CHALLENGE: Identify all lines in the listing that include the word "Advanced", and copy them out.

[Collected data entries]
□ □ □

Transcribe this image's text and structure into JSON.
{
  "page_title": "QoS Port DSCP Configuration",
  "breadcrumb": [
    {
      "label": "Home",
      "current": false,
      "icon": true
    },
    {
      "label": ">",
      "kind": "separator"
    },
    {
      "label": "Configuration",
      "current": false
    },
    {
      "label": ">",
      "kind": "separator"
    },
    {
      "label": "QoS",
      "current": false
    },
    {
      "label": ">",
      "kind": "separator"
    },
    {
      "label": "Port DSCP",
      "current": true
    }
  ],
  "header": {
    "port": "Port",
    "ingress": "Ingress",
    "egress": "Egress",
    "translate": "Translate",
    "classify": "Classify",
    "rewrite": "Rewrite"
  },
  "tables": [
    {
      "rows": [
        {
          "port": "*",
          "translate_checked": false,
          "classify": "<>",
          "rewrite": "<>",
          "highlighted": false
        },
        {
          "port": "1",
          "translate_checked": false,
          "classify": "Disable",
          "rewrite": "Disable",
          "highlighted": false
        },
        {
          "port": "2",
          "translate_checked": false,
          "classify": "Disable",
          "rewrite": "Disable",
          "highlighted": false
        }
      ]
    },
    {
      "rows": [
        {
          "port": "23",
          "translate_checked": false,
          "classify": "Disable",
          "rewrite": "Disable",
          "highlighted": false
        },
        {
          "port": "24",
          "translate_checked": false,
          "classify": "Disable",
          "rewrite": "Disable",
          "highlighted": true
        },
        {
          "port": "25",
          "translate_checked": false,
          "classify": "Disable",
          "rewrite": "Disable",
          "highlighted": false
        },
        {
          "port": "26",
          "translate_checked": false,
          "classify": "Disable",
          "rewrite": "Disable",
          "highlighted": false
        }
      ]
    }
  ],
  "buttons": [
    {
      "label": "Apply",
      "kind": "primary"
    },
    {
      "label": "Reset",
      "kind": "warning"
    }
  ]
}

□ □ □

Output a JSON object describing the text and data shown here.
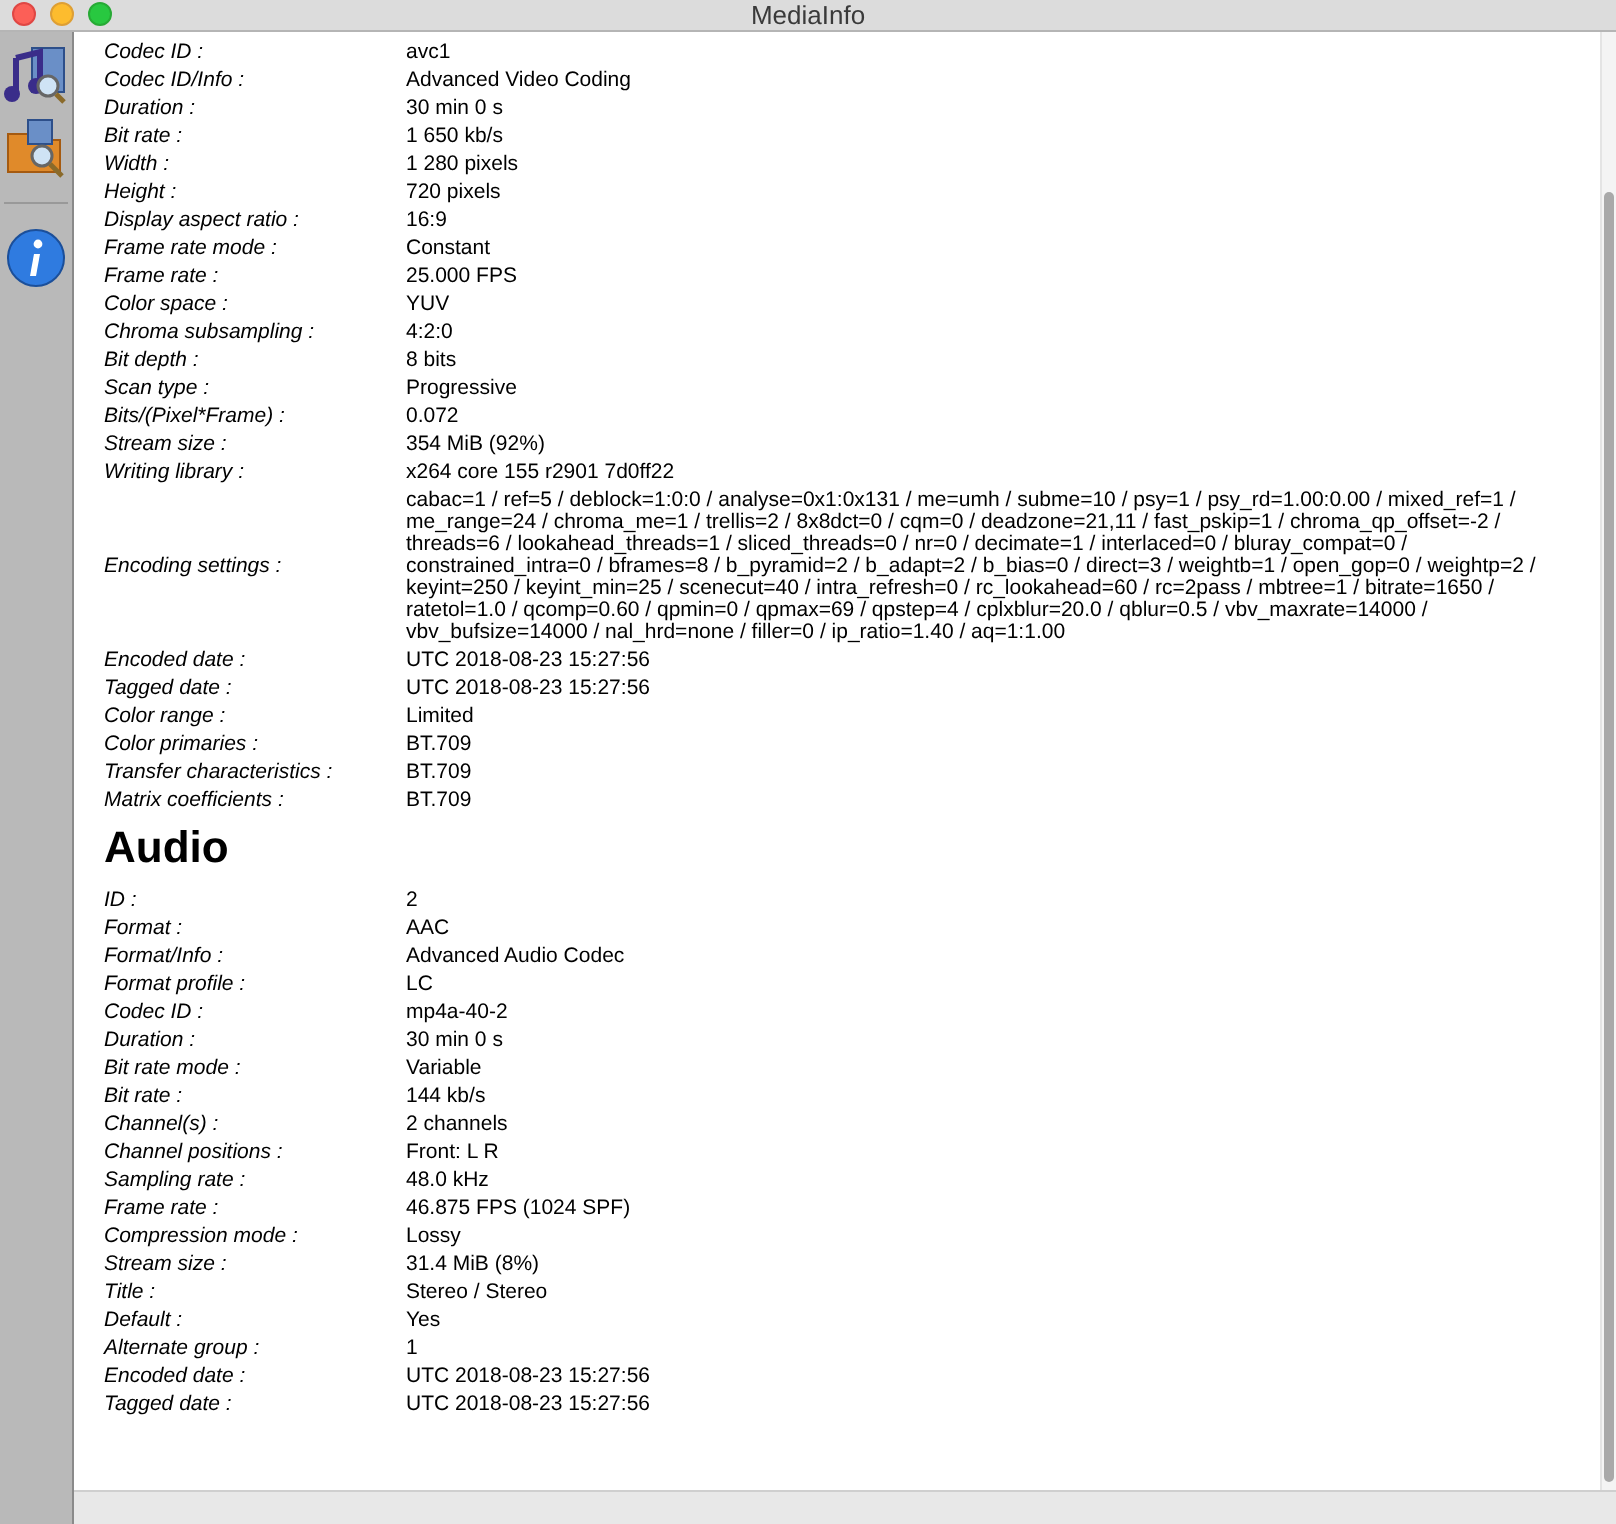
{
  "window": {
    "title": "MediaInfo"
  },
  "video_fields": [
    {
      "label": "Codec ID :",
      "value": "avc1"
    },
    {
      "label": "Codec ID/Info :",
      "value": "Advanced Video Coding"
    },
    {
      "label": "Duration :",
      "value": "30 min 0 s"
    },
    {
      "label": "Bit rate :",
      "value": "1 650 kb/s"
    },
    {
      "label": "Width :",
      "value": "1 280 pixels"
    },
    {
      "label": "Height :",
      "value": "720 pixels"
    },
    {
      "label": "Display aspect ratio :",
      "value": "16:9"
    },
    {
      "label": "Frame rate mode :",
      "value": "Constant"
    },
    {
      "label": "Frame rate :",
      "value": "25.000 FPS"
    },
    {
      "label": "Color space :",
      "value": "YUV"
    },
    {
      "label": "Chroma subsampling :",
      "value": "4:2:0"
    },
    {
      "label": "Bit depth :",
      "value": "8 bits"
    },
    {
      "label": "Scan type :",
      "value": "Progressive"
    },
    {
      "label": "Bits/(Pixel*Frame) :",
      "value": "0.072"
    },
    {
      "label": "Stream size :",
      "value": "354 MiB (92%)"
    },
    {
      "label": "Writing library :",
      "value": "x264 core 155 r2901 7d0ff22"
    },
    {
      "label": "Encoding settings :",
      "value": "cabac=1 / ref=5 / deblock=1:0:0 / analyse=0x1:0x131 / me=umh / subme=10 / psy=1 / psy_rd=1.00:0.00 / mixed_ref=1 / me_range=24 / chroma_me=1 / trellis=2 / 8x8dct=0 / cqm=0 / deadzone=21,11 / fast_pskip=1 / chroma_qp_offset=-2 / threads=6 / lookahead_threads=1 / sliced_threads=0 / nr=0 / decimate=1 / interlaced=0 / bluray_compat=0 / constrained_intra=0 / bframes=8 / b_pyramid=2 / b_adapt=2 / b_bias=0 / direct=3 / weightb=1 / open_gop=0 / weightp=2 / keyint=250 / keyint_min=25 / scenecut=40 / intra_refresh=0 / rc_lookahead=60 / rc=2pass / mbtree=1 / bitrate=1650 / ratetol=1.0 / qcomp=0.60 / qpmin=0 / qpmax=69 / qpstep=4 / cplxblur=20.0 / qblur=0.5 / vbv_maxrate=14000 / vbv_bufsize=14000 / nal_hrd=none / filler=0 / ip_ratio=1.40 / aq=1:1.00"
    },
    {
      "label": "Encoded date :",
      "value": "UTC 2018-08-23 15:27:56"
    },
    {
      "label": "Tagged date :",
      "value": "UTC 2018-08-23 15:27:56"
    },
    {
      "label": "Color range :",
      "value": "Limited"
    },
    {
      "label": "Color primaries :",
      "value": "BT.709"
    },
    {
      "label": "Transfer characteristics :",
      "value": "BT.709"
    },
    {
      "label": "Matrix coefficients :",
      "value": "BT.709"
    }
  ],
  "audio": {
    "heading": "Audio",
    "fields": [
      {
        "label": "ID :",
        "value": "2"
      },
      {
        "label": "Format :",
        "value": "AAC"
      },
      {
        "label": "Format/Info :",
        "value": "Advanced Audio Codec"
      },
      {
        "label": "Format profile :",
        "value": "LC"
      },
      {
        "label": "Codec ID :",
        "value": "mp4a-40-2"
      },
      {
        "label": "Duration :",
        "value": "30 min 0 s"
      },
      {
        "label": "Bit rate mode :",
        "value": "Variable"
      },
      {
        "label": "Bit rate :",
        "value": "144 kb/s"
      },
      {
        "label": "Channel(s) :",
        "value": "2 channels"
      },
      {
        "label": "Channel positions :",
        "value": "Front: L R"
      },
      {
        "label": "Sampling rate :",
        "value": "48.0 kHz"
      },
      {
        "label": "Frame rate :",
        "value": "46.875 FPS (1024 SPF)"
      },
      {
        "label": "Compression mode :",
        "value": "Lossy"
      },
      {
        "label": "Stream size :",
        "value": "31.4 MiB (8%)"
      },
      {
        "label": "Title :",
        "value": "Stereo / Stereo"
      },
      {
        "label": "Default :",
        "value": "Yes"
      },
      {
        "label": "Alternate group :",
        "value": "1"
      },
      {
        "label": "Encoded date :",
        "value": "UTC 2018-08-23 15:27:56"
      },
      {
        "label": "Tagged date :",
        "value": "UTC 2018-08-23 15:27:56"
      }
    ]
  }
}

□ □ □

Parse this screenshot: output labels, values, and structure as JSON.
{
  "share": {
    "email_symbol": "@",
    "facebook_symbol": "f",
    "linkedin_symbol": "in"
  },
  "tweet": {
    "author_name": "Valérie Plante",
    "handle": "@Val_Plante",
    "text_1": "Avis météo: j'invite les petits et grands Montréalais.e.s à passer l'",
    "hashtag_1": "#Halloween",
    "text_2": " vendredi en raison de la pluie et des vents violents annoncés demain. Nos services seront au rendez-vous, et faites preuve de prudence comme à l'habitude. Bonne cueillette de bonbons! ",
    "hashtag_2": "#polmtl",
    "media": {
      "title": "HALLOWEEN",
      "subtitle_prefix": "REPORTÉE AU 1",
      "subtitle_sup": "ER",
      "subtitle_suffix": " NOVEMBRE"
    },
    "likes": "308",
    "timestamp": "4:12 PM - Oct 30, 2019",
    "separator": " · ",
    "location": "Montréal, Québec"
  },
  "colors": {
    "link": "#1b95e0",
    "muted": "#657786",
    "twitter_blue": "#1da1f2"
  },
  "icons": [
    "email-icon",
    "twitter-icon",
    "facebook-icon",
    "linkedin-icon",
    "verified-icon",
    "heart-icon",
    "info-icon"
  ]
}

□ □ □

ANSWER TO THE EXERCISE:
      "value": "Advanced Video Coding"
        "value": "Advanced Audio Codec"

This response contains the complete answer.